───── Information shown
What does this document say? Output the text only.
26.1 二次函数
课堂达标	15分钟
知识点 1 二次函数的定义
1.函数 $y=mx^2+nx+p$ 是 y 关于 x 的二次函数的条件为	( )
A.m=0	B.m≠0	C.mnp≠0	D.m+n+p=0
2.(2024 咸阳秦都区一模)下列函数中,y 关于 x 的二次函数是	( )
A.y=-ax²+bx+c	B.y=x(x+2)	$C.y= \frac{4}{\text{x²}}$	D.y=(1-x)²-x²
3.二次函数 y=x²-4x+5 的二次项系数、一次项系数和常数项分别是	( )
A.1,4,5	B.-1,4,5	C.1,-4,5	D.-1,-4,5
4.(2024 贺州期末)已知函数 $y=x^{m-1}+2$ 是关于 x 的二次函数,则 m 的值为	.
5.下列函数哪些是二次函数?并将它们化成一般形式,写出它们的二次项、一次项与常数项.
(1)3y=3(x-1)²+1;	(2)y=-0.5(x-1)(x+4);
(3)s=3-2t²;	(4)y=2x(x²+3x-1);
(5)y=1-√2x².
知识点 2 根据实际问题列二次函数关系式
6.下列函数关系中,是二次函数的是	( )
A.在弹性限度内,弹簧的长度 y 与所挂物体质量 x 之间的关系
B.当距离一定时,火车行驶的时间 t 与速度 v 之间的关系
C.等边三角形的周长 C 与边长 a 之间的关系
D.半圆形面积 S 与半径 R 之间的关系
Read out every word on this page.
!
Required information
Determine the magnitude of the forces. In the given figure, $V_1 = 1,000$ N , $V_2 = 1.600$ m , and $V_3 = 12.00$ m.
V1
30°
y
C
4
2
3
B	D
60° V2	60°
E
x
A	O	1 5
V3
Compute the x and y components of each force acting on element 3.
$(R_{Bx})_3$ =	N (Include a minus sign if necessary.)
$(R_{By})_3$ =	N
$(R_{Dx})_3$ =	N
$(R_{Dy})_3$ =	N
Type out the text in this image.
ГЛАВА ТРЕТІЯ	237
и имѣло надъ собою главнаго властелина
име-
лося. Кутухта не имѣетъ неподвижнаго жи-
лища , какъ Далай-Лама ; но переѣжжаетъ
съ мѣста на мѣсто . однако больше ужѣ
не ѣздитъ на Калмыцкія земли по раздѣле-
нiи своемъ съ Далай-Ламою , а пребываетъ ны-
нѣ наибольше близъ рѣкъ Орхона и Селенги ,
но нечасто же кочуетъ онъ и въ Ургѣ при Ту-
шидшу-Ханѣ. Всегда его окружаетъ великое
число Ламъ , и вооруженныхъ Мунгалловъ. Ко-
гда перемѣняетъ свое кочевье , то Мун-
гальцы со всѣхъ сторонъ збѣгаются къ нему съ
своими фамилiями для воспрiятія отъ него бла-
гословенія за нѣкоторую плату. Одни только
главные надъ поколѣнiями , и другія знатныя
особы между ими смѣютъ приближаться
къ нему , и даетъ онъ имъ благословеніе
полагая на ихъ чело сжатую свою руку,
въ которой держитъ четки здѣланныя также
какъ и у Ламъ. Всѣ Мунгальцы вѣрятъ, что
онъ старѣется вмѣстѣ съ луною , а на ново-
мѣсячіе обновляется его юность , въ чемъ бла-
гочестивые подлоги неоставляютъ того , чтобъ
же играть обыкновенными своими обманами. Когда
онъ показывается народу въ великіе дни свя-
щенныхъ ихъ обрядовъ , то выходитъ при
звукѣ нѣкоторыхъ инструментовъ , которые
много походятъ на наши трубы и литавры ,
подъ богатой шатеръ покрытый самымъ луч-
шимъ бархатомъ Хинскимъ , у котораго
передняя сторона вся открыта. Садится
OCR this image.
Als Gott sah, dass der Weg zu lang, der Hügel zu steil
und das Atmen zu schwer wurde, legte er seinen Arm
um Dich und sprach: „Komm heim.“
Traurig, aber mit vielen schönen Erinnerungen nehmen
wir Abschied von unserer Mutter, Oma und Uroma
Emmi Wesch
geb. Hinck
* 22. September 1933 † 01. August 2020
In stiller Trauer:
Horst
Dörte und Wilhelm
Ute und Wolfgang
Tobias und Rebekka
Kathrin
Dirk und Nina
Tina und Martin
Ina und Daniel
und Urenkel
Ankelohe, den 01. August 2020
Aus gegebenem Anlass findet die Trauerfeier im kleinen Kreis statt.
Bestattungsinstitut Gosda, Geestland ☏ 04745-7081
──────────
## What is expected:
Check each line of the records above for "какъ", and copy those that have it.

## Written response:
лища , какъ Далай-Лама ; но переѣжжаетъ
какъ и у Ламъ. Всѣ Мунгальцы вѣрятъ, что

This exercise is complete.